▶ _Problem statement_
Every line with the word "content" in it should be extracted from the data that follows.

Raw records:

——

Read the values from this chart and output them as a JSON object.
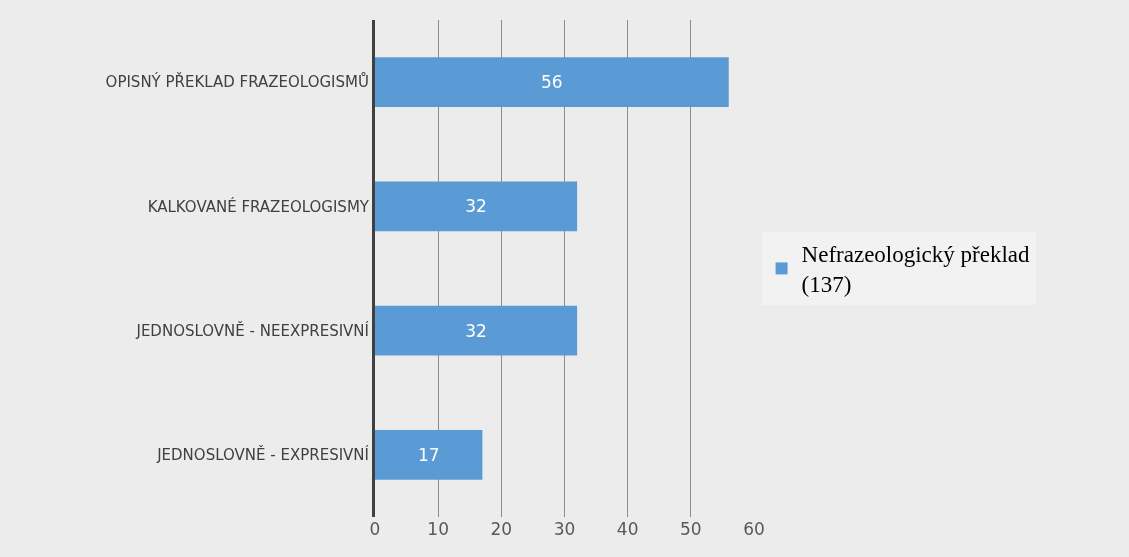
{
  "chart_data": {
    "type": "bar",
    "orientation": "horizontal",
    "categories": [
      "OPISNÝ PŘEKLAD FRAZEOLOGISMŮ",
      "KALKOVANÉ FRAZEOLOGISMY",
      "JEDNOSLOVNĚ - NEEXPRESIVNÍ",
      "JEDNOSLOVNĚ - EXPRESIVNÍ"
    ],
    "series": [
      {
        "name": "Nefrazeologický překlad (137)",
        "color": "#5b9bd5",
        "values": [
          56,
          32,
          32,
          17
        ]
      }
    ],
    "xlim": [
      0,
      60
    ],
    "xticks": [
      0,
      10,
      20,
      30,
      40,
      50,
      60
    ],
    "grid": "x",
    "legend": "right",
    "data_labels": true
  }
}
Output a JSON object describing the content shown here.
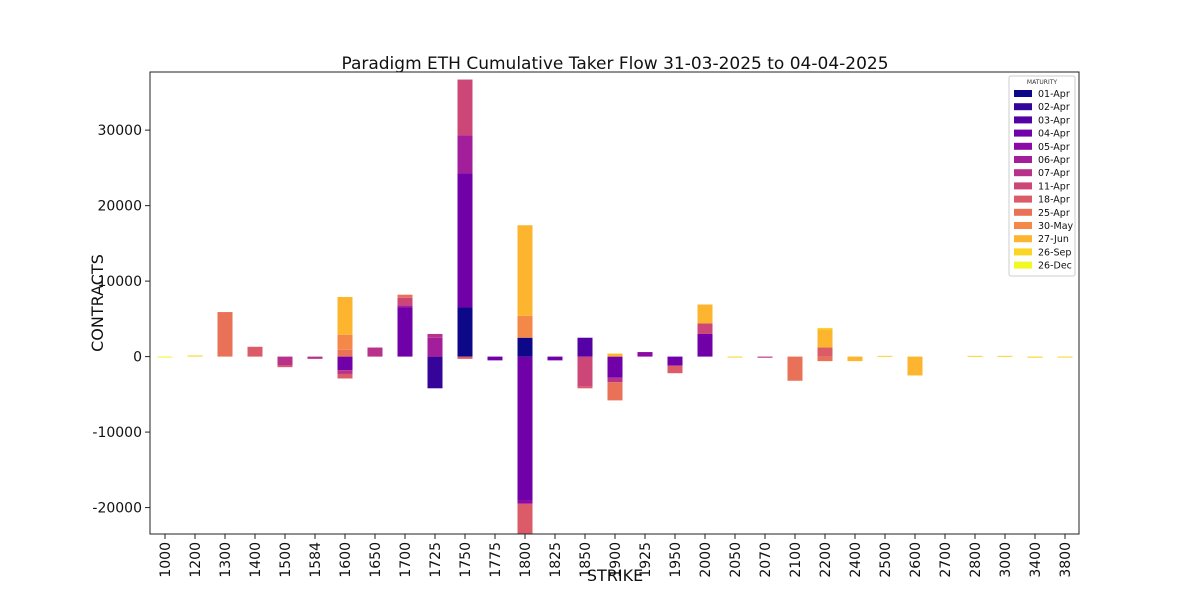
{
  "chart_data": {
    "type": "bar",
    "stacked": true,
    "title": "Paradigm ETH Cumulative Taker Flow 31-03-2025 to 04-04-2025",
    "xlabel": "STRIKE",
    "ylabel": "CONTRACTS",
    "ylim": [
      -23500,
      37700
    ],
    "yticks": [
      -20000,
      -10000,
      0,
      10000,
      20000,
      30000
    ],
    "legend_title": "MATURITY",
    "legend_position": "top-right",
    "categories": [
      "1000",
      "1200",
      "1300",
      "1400",
      "1500",
      "1584",
      "1600",
      "1650",
      "1700",
      "1725",
      "1750",
      "1775",
      "1800",
      "1825",
      "1850",
      "1900",
      "1925",
      "1950",
      "2000",
      "2050",
      "2070",
      "2100",
      "2200",
      "2400",
      "2500",
      "2600",
      "2700",
      "2800",
      "3000",
      "3400",
      "3800"
    ],
    "series": [
      {
        "name": "01-Apr",
        "color": "#0d0887",
        "values": [
          0,
          0,
          0,
          0,
          0,
          0,
          0,
          0,
          0,
          0,
          6500,
          0,
          2500,
          0,
          0,
          0,
          0,
          0,
          0,
          0,
          0,
          0,
          0,
          0,
          0,
          0,
          0,
          0,
          0,
          0,
          0
        ]
      },
      {
        "name": "02-Apr",
        "color": "#350498",
        "values": [
          0,
          0,
          0,
          0,
          0,
          0,
          0,
          0,
          0,
          -4200,
          0,
          0,
          0,
          0,
          0,
          0,
          0,
          0,
          0,
          0,
          0,
          0,
          0,
          0,
          0,
          0,
          0,
          0,
          0,
          0,
          0
        ]
      },
      {
        "name": "03-Apr",
        "color": "#5402a3",
        "values": [
          0,
          0,
          0,
          0,
          0,
          0,
          0,
          0,
          0,
          0,
          0,
          0,
          0,
          0,
          2500,
          0,
          0,
          0,
          0,
          0,
          0,
          0,
          0,
          0,
          0,
          0,
          0,
          0,
          0,
          0,
          0
        ]
      },
      {
        "name": "04-Apr",
        "color": "#7000a8",
        "values": [
          0,
          0,
          0,
          0,
          0,
          0,
          -1800,
          0,
          6500,
          0,
          17800,
          -500,
          -19000,
          -500,
          0,
          -2800,
          0,
          -1200,
          3000,
          0,
          0,
          0,
          0,
          0,
          0,
          0,
          0,
          0,
          0,
          0,
          0
        ]
      },
      {
        "name": "05-Apr",
        "color": "#8b0aa5",
        "values": [
          0,
          0,
          0,
          0,
          0,
          0,
          0,
          0,
          0,
          0,
          0,
          0,
          -500,
          0,
          0,
          0,
          600,
          0,
          0,
          0,
          0,
          0,
          0,
          0,
          0,
          0,
          0,
          0,
          0,
          0,
          0
        ]
      },
      {
        "name": "06-Apr",
        "color": "#a31e9a",
        "values": [
          0,
          0,
          0,
          0,
          0,
          0,
          0,
          0,
          300,
          2500,
          5000,
          0,
          0,
          0,
          0,
          0,
          0,
          0,
          0,
          0,
          0,
          0,
          0,
          0,
          0,
          0,
          0,
          0,
          0,
          0,
          0
        ]
      },
      {
        "name": "07-Apr",
        "color": "#b83289",
        "values": [
          0,
          0,
          0,
          0,
          -1200,
          -300,
          -500,
          1200,
          0,
          500,
          0,
          0,
          0,
          0,
          0,
          -600,
          0,
          0,
          0,
          0,
          -150,
          0,
          0,
          0,
          0,
          0,
          0,
          0,
          0,
          0,
          0
        ]
      },
      {
        "name": "11-Apr",
        "color": "#cc4778",
        "values": [
          0,
          0,
          0,
          0,
          0,
          0,
          0,
          0,
          1000,
          0,
          7400,
          0,
          0,
          0,
          -4000,
          0,
          0,
          0,
          1400,
          0,
          0,
          0,
          0,
          0,
          0,
          0,
          0,
          0,
          0,
          0,
          0
        ]
      },
      {
        "name": "18-Apr",
        "color": "#db5c68",
        "values": [
          0,
          0,
          0,
          1300,
          -200,
          0,
          -600,
          0,
          0,
          0,
          -300,
          0,
          -4000,
          0,
          -200,
          0,
          0,
          -1000,
          0,
          0,
          0,
          0,
          1200,
          0,
          0,
          0,
          0,
          0,
          0,
          0,
          0
        ]
      },
      {
        "name": "25-Apr",
        "color": "#e97158",
        "values": [
          0,
          0,
          5900,
          0,
          0,
          0,
          900,
          0,
          400,
          0,
          0,
          0,
          0,
          0,
          0,
          -2400,
          0,
          0,
          0,
          0,
          0,
          -3200,
          -600,
          0,
          0,
          0,
          0,
          0,
          0,
          0,
          0
        ]
      },
      {
        "name": "30-May",
        "color": "#f48849",
        "values": [
          0,
          0,
          0,
          0,
          0,
          0,
          2000,
          0,
          0,
          0,
          0,
          0,
          2900,
          0,
          0,
          0,
          0,
          0,
          0,
          0,
          0,
          0,
          0,
          0,
          0,
          0,
          0,
          0,
          0,
          0,
          0
        ]
      },
      {
        "name": "27-Jun",
        "color": "#fdb42f",
        "values": [
          0,
          0,
          0,
          0,
          0,
          0,
          5000,
          0,
          0,
          0,
          0,
          0,
          12000,
          0,
          0,
          400,
          0,
          0,
          2500,
          0,
          0,
          0,
          2400,
          -600,
          0,
          -2500,
          0,
          0,
          0,
          0,
          0
        ]
      },
      {
        "name": "26-Sep",
        "color": "#fbd524",
        "values": [
          0,
          150,
          0,
          0,
          0,
          0,
          0,
          0,
          0,
          0,
          0,
          0,
          0,
          0,
          0,
          0,
          0,
          0,
          0,
          -100,
          0,
          0,
          200,
          0,
          100,
          0,
          0,
          100,
          100,
          -150,
          -100
        ]
      },
      {
        "name": "26-Dec",
        "color": "#f0f921",
        "values": [
          -50,
          0,
          0,
          0,
          0,
          0,
          0,
          0,
          0,
          0,
          0,
          0,
          0,
          0,
          0,
          0,
          0,
          0,
          0,
          0,
          0,
          0,
          0,
          0,
          0,
          0,
          0,
          0,
          0,
          0,
          0
        ]
      }
    ]
  }
}
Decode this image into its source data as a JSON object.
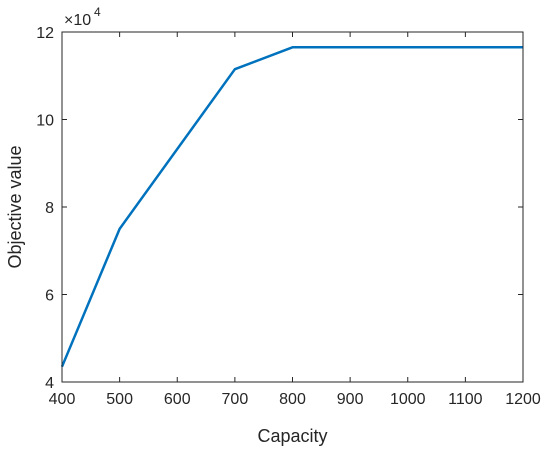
{
  "chart_data": {
    "type": "line",
    "xlabel": "Capacity",
    "ylabel": "Objective value",
    "exponent_base": "×10",
    "exponent_power": "4",
    "xlim": [
      400,
      1200
    ],
    "ylim": [
      4,
      12
    ],
    "xticks": [
      400,
      500,
      600,
      700,
      800,
      900,
      1000,
      1100,
      1200
    ],
    "yticks": [
      4,
      6,
      8,
      10,
      12
    ],
    "grid": false,
    "series": [
      {
        "color": "#0072BD",
        "x": [
          400,
          500,
          700,
          800,
          900,
          1000,
          1100,
          1200
        ],
        "y": [
          4.35,
          7.5,
          11.15,
          11.65,
          11.65,
          11.65,
          11.65,
          11.65
        ]
      }
    ]
  }
}
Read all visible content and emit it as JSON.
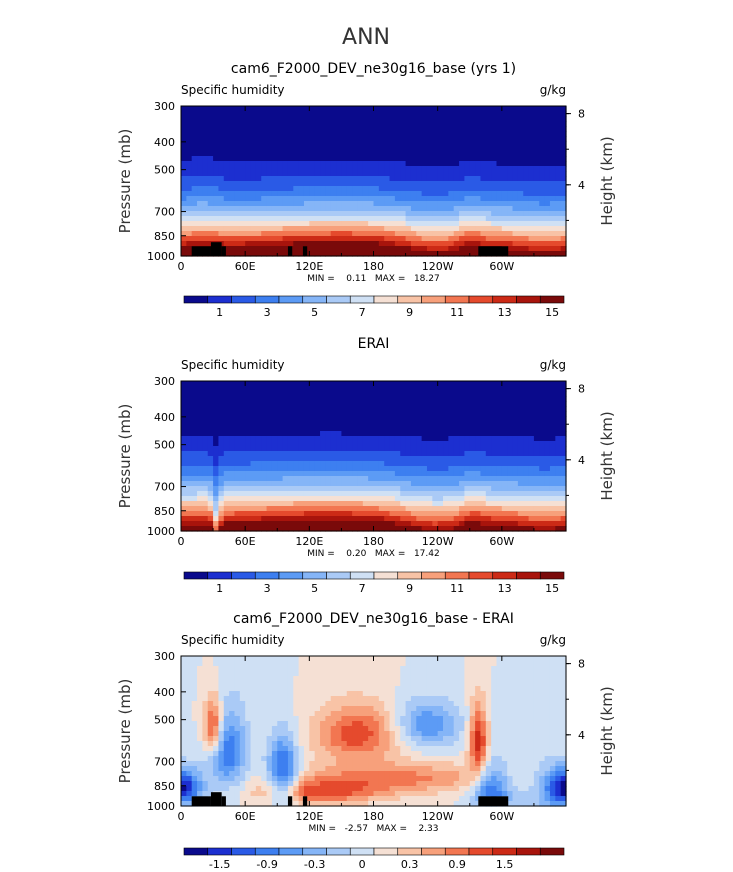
{
  "figure": {
    "title": "ANN"
  },
  "colors": {
    "black": "#000000",
    "scale": [
      "#0a0a8c",
      "#1c2fd0",
      "#2a5ae6",
      "#3d7ff0",
      "#5c9bf5",
      "#85b5f7",
      "#aacaf6",
      "#cfe0f4",
      "#f5e0d4",
      "#f8c3a6",
      "#f7a07b",
      "#f27651",
      "#e54a2d",
      "#cc2a16",
      "#a8140c",
      "#7a0a0a"
    ]
  },
  "chart_data": [
    {
      "type": "heatmap",
      "title": "cam6_F2000_DEV_ne30g16_base (yrs 1)",
      "left_label": "Specific humidity",
      "right_label": "g/kg",
      "ylabel": "Pressure (mb)",
      "y2label": "Height (km)",
      "x_ticks": [
        "0",
        "60E",
        "120E",
        "180",
        "120W",
        "60W"
      ],
      "x_tick_values": [
        0,
        60,
        120,
        180,
        240,
        300
      ],
      "xlim": [
        0,
        360
      ],
      "y_ticks": [
        "300",
        "400",
        "500",
        "700",
        "850",
        "1000"
      ],
      "y_tick_values": [
        300,
        400,
        500,
        700,
        850,
        1000
      ],
      "y2_ticks": [
        "8",
        "4"
      ],
      "y2_tick_values": [
        8,
        4
      ],
      "ylim": [
        300,
        1000
      ],
      "stats": "MIN =    0.11   MAX =   18.27",
      "min": 0.11,
      "max": 18.27,
      "colorbar_ticks": [
        "1",
        "3",
        "5",
        "7",
        "9",
        "11",
        "13",
        "15"
      ],
      "colorbar_first_tick_index": 1,
      "colorbar_colors": [
        "#0a0a8c",
        "#1c2fd0",
        "#2a5ae6",
        "#3d7ff0",
        "#5c9bf5",
        "#85b5f7",
        "#aacaf6",
        "#cfe0f4",
        "#f5e0d4",
        "#f8c3a6",
        "#f7a07b",
        "#f27651",
        "#e54a2d",
        "#cc2a16",
        "#a8140c",
        "#7a0a0a"
      ],
      "mode": "base",
      "field_desc": "equatorial specific humidity cross-section, max near surface",
      "topography": [
        {
          "lon0": 10,
          "lon1": 28,
          "p": 925
        },
        {
          "lon0": 28,
          "lon1": 38,
          "p": 895
        },
        {
          "lon0": 38,
          "lon1": 42,
          "p": 925
        },
        {
          "lon0": 100,
          "lon1": 104,
          "p": 925
        },
        {
          "lon0": 114,
          "lon1": 118,
          "p": 925
        },
        {
          "lon0": 278,
          "lon1": 306,
          "p": 925
        }
      ]
    },
    {
      "type": "heatmap",
      "title": "ERAI",
      "left_label": "Specific humidity",
      "right_label": "g/kg",
      "ylabel": "Pressure (mb)",
      "y2label": "Height (km)",
      "x_ticks": [
        "0",
        "60E",
        "120E",
        "180",
        "120W",
        "60W"
      ],
      "x_tick_values": [
        0,
        60,
        120,
        180,
        240,
        300
      ],
      "xlim": [
        0,
        360
      ],
      "y_ticks": [
        "300",
        "400",
        "500",
        "700",
        "850",
        "1000"
      ],
      "y_tick_values": [
        300,
        400,
        500,
        700,
        850,
        1000
      ],
      "y2_ticks": [
        "8",
        "4"
      ],
      "y2_tick_values": [
        8,
        4
      ],
      "ylim": [
        300,
        1000
      ],
      "stats": "MIN =    0.20   MAX =   17.42",
      "min": 0.2,
      "max": 17.42,
      "colorbar_ticks": [
        "1",
        "3",
        "5",
        "7",
        "9",
        "11",
        "13",
        "15"
      ],
      "colorbar_first_tick_index": 1,
      "colorbar_colors": [
        "#0a0a8c",
        "#1c2fd0",
        "#2a5ae6",
        "#3d7ff0",
        "#5c9bf5",
        "#85b5f7",
        "#aacaf6",
        "#cfe0f4",
        "#f5e0d4",
        "#f8c3a6",
        "#f7a07b",
        "#f27651",
        "#e54a2d",
        "#cc2a16",
        "#a8140c",
        "#7a0a0a"
      ],
      "mode": "obs",
      "topography": []
    },
    {
      "type": "heatmap",
      "title": "cam6_F2000_DEV_ne30g16_base - ERAI",
      "left_label": "Specific humidity",
      "right_label": "g/kg",
      "ylabel": "Pressure (mb)",
      "y2label": "Height (km)",
      "x_ticks": [
        "0",
        "60E",
        "120E",
        "180",
        "120W",
        "60W"
      ],
      "x_tick_values": [
        0,
        60,
        120,
        180,
        240,
        300
      ],
      "xlim": [
        0,
        360
      ],
      "y_ticks": [
        "300",
        "400",
        "500",
        "700",
        "850",
        "1000"
      ],
      "y_tick_values": [
        300,
        400,
        500,
        700,
        850,
        1000
      ],
      "y2_ticks": [
        "8",
        "4"
      ],
      "y2_tick_values": [
        8,
        4
      ],
      "ylim": [
        300,
        1000
      ],
      "stats": "MIN =   -2.57   MAX =    2.33",
      "min": -2.57,
      "max": 2.33,
      "colorbar_ticks": [
        "-1.5",
        "-0.9",
        "-0.3",
        "0",
        "0.3",
        "0.9",
        "1.5"
      ],
      "colorbar_first_tick_index": 1,
      "colorbar_tick_step": 2,
      "colorbar_colors": [
        "#0a0a8c",
        "#1c2fd0",
        "#2a5ae6",
        "#3d7ff0",
        "#5c9bf5",
        "#85b5f7",
        "#aacaf6",
        "#cfe0f4",
        "#f5e0d4",
        "#f8c3a6",
        "#f7a07b",
        "#f27651",
        "#e54a2d",
        "#cc2a16",
        "#a8140c",
        "#7a0a0a"
      ],
      "mode": "diff",
      "topography": [
        {
          "lon0": 10,
          "lon1": 28,
          "p": 925
        },
        {
          "lon0": 28,
          "lon1": 38,
          "p": 895
        },
        {
          "lon0": 38,
          "lon1": 42,
          "p": 925
        },
        {
          "lon0": 100,
          "lon1": 104,
          "p": 925
        },
        {
          "lon0": 114,
          "lon1": 118,
          "p": 925
        },
        {
          "lon0": 278,
          "lon1": 306,
          "p": 925
        }
      ]
    }
  ]
}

——

▶ _Response to this exercise_
Output a JSON object describing the content shown here.
Read all visible content and emit it as JSON.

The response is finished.